WORK REQUIRED = Exactly reproduce each line of the listing that follows.

[Records about charts and figures]
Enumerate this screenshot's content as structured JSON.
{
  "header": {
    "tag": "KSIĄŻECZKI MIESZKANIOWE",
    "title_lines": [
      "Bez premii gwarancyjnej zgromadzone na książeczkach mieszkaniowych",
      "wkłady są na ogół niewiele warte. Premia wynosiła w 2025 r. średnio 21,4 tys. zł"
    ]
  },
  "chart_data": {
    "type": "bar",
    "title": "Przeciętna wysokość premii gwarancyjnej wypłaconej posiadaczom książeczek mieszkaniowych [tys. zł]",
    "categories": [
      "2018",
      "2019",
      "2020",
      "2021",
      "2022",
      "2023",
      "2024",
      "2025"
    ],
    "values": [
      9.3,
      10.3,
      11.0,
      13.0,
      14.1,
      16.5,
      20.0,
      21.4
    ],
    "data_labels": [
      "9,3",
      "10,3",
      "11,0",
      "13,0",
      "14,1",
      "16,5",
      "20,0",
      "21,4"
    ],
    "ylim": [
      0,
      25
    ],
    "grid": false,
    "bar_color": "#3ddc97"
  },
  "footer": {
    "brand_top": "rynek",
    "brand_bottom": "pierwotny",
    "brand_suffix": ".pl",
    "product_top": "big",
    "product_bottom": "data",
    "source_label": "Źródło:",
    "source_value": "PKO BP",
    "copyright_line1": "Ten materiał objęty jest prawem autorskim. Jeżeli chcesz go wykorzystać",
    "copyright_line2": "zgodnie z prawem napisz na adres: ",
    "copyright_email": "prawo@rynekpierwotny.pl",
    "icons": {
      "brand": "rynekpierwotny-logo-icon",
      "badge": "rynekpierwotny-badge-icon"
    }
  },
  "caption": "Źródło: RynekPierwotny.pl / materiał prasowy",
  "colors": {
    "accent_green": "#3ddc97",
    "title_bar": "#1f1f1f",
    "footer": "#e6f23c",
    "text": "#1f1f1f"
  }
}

OUTPUT OF THE TASK =
Enumerate this screenshot's content as structured JSON.
{
  "header": {
    "tag": "KSIĄŻECZKI MIESZKANIOWE",
    "title_lines": [
      "Bez premii gwarancyjnej zgromadzone na książeczkach mieszkaniowych",
      "wkłady są na ogół niewiele warte. Premia wynosiła w 2025 r. średnio 21,4 tys. zł"
    ]
  },
  "chart_data": {
    "type": "bar",
    "title": "Przeciętna wysokość premii gwarancyjnej wypłaconej posiadaczom książeczek mieszkaniowych [tys. zł]",
    "categories": [
      "2018",
      "2019",
      "2020",
      "2021",
      "2022",
      "2023",
      "2024",
      "2025"
    ],
    "values": [
      9.3,
      10.3,
      11.0,
      13.0,
      14.1,
      16.5,
      20.0,
      21.4
    ],
    "data_labels": [
      "9,3",
      "10,3",
      "11,0",
      "13,0",
      "14,1",
      "16,5",
      "20,0",
      "21,4"
    ],
    "ylim": [
      0,
      25
    ],
    "grid": false,
    "bar_color": "#3ddc97"
  },
  "footer": {
    "brand_top": "rynek",
    "brand_bottom": "pierwotny",
    "brand_suffix": ".pl",
    "product_top": "big",
    "product_bottom": "data",
    "source_label": "Źródło:",
    "source_value": "PKO BP",
    "copyright_line1": "Ten materiał objęty jest prawem autorskim. Jeżeli chcesz go wykorzystać",
    "copyright_line2": "zgodnie z prawem napisz na adres: ",
    "copyright_email": "prawo@rynekpierwotny.pl",
    "icons": {
      "brand": "rynekpierwotny-logo-icon",
      "badge": "rynekpierwotny-badge-icon"
    }
  },
  "caption": "Źródło: RynekPierwotny.pl / materiał prasowy",
  "colors": {
    "accent_green": "#3ddc97",
    "title_bar": "#1f1f1f",
    "footer": "#e6f23c",
    "text": "#1f1f1f"
  }
}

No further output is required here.